— begin —

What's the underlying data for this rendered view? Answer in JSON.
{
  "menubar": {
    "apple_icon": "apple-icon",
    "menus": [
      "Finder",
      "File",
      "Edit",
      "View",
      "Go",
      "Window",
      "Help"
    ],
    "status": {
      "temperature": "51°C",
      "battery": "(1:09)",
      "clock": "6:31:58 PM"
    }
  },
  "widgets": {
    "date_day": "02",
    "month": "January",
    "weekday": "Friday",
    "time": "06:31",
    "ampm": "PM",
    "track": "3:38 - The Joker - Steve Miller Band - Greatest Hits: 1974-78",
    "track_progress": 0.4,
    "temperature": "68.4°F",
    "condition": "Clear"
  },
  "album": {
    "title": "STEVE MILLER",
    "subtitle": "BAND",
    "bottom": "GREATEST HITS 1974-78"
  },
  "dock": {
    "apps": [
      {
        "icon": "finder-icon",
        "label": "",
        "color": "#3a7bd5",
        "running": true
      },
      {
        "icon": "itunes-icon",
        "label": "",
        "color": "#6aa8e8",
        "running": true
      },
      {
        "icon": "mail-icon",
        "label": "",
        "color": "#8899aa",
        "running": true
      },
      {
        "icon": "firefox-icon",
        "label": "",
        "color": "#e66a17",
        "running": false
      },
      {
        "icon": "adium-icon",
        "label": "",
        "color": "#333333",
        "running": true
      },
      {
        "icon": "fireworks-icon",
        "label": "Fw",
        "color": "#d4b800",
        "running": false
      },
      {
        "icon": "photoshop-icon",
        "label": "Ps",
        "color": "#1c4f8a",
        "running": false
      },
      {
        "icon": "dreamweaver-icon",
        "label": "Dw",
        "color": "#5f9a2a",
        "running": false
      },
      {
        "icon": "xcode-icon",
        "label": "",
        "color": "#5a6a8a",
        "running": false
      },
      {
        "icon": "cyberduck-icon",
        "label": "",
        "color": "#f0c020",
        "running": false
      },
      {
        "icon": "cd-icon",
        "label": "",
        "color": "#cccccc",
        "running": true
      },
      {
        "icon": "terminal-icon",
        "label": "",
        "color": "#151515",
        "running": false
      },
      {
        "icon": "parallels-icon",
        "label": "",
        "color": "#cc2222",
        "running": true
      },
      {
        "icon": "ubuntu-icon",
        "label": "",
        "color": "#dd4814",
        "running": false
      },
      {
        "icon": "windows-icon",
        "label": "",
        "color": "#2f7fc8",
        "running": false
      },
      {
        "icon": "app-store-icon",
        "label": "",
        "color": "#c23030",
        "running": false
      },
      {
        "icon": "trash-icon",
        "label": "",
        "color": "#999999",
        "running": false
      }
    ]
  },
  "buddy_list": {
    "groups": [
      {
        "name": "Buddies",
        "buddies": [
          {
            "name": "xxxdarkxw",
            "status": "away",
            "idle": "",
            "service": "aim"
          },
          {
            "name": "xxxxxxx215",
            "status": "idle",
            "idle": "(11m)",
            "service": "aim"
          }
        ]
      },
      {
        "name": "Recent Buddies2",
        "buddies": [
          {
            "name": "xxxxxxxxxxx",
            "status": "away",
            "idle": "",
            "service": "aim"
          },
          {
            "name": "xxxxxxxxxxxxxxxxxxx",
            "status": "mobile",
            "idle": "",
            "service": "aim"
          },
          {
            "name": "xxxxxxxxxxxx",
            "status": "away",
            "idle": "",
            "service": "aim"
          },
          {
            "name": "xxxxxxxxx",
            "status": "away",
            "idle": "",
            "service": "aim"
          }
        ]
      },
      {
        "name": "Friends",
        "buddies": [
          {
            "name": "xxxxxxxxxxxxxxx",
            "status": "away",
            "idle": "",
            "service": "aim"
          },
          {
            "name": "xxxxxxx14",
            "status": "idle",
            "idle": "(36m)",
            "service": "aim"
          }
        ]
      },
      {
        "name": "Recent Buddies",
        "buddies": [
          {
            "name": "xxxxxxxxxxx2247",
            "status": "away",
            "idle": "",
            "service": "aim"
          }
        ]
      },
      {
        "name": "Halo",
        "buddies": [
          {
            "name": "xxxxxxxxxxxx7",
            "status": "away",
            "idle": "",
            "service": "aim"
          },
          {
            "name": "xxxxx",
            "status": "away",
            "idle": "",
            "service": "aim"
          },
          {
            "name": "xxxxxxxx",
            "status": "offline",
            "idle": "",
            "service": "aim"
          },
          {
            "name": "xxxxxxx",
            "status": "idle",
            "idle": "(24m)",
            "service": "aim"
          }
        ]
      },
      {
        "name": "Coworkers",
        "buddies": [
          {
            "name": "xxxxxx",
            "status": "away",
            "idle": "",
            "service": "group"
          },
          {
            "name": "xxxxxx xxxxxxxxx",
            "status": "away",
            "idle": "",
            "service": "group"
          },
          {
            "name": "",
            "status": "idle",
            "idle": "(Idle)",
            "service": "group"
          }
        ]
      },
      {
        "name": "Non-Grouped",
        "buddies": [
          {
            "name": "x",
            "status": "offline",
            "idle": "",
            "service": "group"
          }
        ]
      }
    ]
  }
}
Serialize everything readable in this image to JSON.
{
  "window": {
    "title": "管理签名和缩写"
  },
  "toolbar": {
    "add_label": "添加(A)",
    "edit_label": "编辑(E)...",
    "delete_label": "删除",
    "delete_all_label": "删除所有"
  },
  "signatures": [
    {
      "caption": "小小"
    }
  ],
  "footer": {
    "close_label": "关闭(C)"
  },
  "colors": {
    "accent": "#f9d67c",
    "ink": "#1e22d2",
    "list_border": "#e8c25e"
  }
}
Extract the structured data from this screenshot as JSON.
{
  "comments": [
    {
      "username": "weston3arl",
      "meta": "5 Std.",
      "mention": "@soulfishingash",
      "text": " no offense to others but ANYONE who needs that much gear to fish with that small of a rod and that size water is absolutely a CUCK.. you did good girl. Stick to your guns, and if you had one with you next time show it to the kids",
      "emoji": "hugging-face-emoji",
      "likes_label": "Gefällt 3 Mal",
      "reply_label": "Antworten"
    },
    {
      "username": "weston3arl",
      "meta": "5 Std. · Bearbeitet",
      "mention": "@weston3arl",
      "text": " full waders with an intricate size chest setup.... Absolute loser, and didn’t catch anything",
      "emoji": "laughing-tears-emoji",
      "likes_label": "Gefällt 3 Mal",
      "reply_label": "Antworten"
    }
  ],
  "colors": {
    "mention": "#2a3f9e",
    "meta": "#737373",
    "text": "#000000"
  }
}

— end —

Problem to solve.
Quote only the lines from the line containing "Extract the structured" through the end of the listing, please, keeping both the first and the last line.

Exercise output.
Extract the structured data from this screenshot as JSON.
{
  "comments": [
    {
      "username": "weston3arl",
      "meta": "5 Std.",
      "mention": "@soulfishingash",
      "text": " no offense to others but ANYONE who needs that much gear to fish with that small of a rod and that size water is absolutely a CUCK.. you did good girl. Stick to your guns, and if you had one with you next time show it to the kids",
      "emoji": "hugging-face-emoji",
      "likes_label": "Gefällt 3 Mal",
      "reply_label": "Antworten"
    },
    {
      "username": "weston3arl",
      "meta": "5 Std. · Bearbeitet",
      "mention": "@weston3arl",
      "text": " full waders with an intricate size chest setup.... Absolute loser, and didn’t catch anything",
      "emoji": "laughing-tears-emoji",
      "likes_label": "Gefällt 3 Mal",
      "reply_label": "Antworten"
    }
  ],
  "colors": {
    "mention": "#2a3f9e",
    "meta": "#737373",
    "text": "#000000"
  }
}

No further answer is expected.